Recorded data:
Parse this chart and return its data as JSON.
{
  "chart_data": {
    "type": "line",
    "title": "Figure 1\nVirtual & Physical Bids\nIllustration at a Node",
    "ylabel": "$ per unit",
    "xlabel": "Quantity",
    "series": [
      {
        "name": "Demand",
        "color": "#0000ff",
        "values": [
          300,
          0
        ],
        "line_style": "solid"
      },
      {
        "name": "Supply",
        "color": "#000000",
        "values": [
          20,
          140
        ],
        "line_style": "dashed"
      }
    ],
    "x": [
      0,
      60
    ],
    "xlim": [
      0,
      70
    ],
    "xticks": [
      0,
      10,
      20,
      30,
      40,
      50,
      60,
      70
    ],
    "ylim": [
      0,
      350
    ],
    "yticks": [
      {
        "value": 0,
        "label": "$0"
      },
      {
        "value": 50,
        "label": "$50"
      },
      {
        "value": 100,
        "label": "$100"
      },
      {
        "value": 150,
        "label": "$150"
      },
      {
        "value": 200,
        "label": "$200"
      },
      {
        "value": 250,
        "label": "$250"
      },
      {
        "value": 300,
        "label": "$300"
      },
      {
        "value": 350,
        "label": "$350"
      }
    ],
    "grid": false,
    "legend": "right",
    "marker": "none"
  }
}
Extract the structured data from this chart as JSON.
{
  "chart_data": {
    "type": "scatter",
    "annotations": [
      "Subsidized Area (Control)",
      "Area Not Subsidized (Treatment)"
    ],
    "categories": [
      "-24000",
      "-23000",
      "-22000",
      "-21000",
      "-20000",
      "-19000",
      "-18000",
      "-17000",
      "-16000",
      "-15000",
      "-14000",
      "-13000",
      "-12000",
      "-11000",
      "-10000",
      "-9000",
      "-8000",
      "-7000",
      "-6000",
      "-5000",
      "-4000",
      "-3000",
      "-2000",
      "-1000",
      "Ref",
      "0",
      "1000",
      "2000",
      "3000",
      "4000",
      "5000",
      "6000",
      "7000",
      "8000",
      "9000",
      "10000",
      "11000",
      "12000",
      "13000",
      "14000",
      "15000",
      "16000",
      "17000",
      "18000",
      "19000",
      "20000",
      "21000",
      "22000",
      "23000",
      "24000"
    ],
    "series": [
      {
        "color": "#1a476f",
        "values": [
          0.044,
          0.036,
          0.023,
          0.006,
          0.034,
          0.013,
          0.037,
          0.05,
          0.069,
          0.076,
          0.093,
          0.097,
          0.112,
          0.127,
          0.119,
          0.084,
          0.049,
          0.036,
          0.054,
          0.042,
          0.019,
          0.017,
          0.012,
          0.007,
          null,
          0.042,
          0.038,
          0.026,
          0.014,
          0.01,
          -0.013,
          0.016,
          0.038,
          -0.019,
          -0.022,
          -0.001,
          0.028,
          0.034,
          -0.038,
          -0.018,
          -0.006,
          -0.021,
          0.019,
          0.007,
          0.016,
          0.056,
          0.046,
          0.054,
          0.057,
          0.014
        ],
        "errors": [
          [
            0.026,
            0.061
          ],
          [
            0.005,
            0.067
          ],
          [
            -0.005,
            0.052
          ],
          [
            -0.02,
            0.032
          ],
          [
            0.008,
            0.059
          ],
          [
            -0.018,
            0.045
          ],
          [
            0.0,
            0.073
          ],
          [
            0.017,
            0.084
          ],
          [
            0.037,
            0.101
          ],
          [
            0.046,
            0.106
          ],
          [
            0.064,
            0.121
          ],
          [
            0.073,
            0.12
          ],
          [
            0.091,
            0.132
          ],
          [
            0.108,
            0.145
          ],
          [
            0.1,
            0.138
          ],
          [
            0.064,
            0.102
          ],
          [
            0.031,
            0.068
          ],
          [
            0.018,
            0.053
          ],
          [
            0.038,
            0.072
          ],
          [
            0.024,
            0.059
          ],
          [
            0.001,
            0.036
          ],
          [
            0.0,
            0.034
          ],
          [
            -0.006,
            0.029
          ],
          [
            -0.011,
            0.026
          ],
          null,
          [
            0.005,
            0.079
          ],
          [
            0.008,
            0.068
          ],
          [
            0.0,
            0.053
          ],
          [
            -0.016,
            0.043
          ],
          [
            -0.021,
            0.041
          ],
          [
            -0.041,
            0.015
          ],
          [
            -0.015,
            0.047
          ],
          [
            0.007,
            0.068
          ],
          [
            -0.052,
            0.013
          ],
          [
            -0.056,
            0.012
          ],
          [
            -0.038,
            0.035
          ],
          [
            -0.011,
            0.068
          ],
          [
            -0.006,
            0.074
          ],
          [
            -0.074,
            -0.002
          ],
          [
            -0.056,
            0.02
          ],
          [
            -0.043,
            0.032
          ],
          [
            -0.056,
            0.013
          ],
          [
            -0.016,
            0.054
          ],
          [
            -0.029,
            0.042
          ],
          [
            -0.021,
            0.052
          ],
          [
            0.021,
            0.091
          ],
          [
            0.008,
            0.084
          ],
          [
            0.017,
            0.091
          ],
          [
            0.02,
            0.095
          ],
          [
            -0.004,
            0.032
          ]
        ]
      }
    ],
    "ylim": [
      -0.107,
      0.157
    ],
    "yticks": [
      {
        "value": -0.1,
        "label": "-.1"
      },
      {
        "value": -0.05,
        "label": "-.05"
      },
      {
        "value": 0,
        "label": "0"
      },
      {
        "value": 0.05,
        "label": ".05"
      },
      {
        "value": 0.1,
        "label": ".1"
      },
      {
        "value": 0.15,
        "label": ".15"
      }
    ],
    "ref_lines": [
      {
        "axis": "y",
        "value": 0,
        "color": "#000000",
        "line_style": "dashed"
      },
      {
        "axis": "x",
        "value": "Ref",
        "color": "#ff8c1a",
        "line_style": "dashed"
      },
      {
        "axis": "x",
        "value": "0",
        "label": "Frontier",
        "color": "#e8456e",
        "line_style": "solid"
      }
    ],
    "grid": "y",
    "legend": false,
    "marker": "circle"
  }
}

(BRIEF)
Review the material and copy each line in which the word "JSON" appears.

(TASK RESPONSE)
Parse this chart and return its data as JSON.
Extract the structured data from this chart as JSON.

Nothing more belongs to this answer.